◆ EXERCISE GOAL ◆
Count lines, not occurrences: give the number of lines holding the word "ethereal", and nothing besides.

◆ INFORMATION SHOWN ◆
..........

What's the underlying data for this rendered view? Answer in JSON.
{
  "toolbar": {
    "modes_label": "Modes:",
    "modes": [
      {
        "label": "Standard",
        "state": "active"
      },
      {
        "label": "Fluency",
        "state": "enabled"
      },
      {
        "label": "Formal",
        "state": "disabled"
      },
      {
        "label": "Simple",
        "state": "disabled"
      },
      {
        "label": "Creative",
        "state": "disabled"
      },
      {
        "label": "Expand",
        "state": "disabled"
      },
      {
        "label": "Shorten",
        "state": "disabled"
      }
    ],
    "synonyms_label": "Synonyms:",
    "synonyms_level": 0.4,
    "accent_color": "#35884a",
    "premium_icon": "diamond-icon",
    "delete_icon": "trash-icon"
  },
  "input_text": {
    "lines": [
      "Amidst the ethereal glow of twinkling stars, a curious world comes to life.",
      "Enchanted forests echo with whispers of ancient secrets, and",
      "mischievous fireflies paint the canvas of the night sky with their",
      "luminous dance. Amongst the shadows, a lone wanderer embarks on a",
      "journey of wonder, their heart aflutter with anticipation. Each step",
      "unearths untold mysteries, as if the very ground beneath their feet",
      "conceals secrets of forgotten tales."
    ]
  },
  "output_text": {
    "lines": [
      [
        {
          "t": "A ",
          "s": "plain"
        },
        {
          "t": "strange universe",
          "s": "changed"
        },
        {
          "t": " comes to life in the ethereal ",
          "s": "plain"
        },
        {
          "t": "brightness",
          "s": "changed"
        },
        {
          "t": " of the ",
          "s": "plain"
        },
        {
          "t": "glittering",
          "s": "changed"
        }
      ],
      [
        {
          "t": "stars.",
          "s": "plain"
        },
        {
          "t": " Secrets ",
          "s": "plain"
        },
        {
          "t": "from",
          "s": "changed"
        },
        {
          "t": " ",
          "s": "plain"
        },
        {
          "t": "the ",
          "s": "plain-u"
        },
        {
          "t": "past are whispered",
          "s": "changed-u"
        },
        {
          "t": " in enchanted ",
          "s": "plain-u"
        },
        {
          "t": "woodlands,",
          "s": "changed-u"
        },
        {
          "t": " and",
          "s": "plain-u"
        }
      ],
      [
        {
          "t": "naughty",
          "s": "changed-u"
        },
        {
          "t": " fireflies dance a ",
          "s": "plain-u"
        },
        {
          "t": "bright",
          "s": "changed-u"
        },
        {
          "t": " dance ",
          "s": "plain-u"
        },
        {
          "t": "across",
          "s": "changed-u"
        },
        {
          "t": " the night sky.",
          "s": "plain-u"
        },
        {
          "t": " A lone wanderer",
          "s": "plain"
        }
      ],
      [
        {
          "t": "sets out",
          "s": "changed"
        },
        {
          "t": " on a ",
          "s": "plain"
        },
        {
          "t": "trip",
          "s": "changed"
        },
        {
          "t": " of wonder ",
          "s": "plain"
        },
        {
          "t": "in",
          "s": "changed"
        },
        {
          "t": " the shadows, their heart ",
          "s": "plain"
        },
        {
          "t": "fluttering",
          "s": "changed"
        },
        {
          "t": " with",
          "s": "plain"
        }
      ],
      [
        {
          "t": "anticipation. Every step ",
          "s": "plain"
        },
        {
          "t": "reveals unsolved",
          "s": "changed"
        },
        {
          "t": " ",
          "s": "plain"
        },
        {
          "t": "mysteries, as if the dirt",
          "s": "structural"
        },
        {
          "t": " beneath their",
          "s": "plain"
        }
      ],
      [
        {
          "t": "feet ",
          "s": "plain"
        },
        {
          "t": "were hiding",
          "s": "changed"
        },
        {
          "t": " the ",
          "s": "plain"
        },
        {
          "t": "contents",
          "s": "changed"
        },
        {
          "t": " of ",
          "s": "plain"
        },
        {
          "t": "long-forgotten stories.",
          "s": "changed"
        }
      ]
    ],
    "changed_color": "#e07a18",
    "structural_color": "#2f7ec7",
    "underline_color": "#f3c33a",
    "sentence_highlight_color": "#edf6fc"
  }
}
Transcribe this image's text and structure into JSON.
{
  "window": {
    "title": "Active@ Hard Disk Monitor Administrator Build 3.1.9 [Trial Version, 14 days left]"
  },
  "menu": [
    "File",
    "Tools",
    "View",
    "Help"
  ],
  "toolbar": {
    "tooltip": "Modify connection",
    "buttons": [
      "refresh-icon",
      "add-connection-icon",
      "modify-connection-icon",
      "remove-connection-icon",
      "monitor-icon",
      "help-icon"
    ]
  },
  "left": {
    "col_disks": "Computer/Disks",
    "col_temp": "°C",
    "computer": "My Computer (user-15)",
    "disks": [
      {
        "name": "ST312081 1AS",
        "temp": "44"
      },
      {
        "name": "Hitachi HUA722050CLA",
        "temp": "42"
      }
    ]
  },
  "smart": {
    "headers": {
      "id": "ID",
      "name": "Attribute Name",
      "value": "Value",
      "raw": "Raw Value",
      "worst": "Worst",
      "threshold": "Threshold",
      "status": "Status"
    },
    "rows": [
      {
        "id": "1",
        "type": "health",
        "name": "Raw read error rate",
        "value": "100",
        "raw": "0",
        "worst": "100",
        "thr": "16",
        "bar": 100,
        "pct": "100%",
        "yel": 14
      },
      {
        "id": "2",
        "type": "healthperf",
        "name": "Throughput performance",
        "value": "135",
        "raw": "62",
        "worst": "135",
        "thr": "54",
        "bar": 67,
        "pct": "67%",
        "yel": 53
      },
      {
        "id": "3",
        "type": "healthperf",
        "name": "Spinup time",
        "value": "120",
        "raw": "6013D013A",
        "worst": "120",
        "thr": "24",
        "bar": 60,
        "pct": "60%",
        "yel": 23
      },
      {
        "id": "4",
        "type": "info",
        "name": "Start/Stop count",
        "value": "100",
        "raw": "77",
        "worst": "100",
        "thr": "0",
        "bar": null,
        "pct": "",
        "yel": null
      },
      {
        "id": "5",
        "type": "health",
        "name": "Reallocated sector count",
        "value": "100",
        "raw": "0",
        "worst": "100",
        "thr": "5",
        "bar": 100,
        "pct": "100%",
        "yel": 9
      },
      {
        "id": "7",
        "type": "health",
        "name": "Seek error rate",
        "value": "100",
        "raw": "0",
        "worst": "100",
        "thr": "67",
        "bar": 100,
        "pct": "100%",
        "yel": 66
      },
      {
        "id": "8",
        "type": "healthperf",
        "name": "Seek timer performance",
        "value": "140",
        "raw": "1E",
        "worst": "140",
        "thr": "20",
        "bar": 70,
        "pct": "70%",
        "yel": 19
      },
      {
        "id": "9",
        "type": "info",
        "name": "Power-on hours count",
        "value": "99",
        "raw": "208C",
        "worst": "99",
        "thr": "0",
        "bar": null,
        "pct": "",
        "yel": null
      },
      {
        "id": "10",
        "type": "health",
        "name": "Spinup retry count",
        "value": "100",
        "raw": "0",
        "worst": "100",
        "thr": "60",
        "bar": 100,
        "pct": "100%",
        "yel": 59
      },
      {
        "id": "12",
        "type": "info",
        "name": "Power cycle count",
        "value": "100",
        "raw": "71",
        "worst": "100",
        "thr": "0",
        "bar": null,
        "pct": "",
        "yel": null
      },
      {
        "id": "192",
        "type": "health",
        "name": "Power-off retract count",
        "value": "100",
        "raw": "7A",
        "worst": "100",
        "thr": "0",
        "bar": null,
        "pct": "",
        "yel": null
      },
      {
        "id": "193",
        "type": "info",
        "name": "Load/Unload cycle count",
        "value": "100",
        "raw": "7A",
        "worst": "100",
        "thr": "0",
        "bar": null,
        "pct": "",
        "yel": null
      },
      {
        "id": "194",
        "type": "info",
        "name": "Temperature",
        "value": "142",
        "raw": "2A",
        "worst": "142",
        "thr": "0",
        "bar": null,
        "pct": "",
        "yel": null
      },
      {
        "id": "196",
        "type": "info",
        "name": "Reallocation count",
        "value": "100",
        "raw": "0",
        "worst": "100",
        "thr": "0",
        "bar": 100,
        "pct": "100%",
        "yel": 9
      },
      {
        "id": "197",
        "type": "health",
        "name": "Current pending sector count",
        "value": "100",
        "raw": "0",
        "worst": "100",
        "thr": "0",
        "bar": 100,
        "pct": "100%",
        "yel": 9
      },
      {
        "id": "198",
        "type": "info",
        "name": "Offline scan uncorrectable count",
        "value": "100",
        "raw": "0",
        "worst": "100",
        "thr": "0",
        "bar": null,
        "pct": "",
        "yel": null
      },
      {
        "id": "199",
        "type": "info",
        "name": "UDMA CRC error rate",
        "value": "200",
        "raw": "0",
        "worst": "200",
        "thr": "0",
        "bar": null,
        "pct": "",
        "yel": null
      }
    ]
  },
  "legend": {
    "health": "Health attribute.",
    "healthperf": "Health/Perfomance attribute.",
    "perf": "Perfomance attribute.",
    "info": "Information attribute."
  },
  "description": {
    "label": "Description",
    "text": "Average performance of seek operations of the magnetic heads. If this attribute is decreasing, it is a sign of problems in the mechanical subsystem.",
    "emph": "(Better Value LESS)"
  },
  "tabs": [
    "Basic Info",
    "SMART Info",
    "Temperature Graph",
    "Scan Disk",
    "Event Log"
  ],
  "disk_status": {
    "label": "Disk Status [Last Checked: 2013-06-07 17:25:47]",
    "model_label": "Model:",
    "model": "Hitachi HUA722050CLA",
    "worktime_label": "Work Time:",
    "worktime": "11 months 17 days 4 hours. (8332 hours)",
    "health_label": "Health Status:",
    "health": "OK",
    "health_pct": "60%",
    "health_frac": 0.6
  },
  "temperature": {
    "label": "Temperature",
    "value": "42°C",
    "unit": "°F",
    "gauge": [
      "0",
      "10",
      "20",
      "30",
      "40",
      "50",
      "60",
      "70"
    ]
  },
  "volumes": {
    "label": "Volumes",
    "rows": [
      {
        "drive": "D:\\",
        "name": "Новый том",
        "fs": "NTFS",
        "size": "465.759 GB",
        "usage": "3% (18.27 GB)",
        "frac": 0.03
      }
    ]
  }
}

..........

◆ FINAL RESULT ◆
2